**TASK INSTRUCTIONS**
Take the entries below and print all of them exactly, please.

**GIVEN DATA**
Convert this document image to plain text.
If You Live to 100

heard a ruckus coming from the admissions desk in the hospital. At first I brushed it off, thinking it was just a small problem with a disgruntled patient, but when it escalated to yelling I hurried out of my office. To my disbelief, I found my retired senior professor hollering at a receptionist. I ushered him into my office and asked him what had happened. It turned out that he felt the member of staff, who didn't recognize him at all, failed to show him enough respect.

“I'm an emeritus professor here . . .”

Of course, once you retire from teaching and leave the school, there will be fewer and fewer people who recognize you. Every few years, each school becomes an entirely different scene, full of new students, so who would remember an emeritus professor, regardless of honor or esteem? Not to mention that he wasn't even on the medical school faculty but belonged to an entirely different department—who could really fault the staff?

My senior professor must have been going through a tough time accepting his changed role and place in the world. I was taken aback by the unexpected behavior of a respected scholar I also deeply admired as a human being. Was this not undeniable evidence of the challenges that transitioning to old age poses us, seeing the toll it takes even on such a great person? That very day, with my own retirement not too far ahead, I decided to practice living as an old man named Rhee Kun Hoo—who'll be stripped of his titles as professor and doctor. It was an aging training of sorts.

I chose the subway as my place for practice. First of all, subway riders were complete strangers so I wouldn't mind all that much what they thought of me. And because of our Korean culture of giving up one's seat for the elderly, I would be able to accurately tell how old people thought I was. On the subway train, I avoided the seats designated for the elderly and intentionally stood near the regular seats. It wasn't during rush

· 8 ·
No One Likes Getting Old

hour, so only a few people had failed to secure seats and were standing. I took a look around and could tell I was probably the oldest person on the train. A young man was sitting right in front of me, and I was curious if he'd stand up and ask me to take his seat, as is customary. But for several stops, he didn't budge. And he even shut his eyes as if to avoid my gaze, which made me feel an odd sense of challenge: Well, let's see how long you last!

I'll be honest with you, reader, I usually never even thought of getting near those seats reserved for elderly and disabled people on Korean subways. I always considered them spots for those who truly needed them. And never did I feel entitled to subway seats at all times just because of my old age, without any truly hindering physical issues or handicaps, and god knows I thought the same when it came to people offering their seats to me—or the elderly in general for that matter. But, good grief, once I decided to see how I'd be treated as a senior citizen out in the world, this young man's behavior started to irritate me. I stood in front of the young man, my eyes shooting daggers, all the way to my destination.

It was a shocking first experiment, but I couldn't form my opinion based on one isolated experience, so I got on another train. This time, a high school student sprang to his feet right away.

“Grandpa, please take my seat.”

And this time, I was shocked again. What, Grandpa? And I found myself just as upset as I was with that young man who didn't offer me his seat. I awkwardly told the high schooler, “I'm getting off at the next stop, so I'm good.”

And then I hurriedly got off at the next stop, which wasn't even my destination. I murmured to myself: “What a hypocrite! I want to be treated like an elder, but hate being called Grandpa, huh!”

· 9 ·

**FULL ANSWER**
Convert this document image to plain text.
If You Live to 100

heard a ruckus coming from the admissions desk in the hospital. At first I brushed it off, thinking it was just a small problem with a disgruntled patient, but when it escalated to yelling I hurried out of my office. To my disbelief, I found my retired senior professor hollering at a receptionist. I ushered him into my office and asked him what had happened. It turned out that he felt the member of staff, who didn't recognize him at all, failed to show him enough respect.

“I'm an emeritus professor here . . .”

Of course, once you retire from teaching and leave the school, there will be fewer and fewer people who recognize you. Every few years, each school becomes an entirely different scene, full of new students, so who would remember an emeritus professor, regardless of honor or esteem? Not to mention that he wasn't even on the medical school faculty but belonged to an entirely different department—who could really fault the staff?

My senior professor must have been going through a tough time accepting his changed role and place in the world. I was taken aback by the unexpected behavior of a respected scholar I also deeply admired as a human being. Was this not undeniable evidence of the challenges that transitioning to old age poses us, seeing the toll it takes even on such a great person? That very day, with my own retirement not too far ahead, I decided to practice living as an old man named Rhee Kun Hoo—who'll be stripped of his titles as professor and doctor. It was an aging training of sorts.

I chose the subway as my place for practice. First of all, subway riders were complete strangers so I wouldn't mind all that much what they thought of me. And because of our Korean culture of giving up one's seat for the elderly, I would be able to accurately tell how old people thought I was. On the subway train, I avoided the seats designated for the elderly and intentionally stood near the regular seats. It wasn't during rush

· 8 ·
No One Likes Getting Old

hour, so only a few people had failed to secure seats and were standing. I took a look around and could tell I was probably the oldest person on the train. A young man was sitting right in front of me, and I was curious if he'd stand up and ask me to take his seat, as is customary. But for several stops, he didn't budge. And he even shut his eyes as if to avoid my gaze, which made me feel an odd sense of challenge: Well, let's see how long you last!

I'll be honest with you, reader, I usually never even thought of getting near those seats reserved for elderly and disabled people on Korean subways. I always considered them spots for those who truly needed them. And never did I feel entitled to subway seats at all times just because of my old age, without any truly hindering physical issues or handicaps, and god knows I thought the same when it came to people offering their seats to me—or the elderly in general for that matter. But, good grief, once I decided to see how I'd be treated as a senior citizen out in the world, this young man's behavior started to irritate me. I stood in front of the young man, my eyes shooting daggers, all the way to my destination.

It was a shocking first experiment, but I couldn't form my opinion based on one isolated experience, so I got on another train. This time, a high school student sprang to his feet right away.

“Grandpa, please take my seat.”

And this time, I was shocked again. What, Grandpa? And I found myself just as upset as I was with that young man who didn't offer me his seat. I awkwardly told the high schooler, “I'm getting off at the next stop, so I'm good.”

And then I hurriedly got off at the next stop, which wasn't even my destination. I murmured to myself: “What a hypocrite! I want to be treated like an elder, but hate being called Grandpa, huh!”

· 9 ·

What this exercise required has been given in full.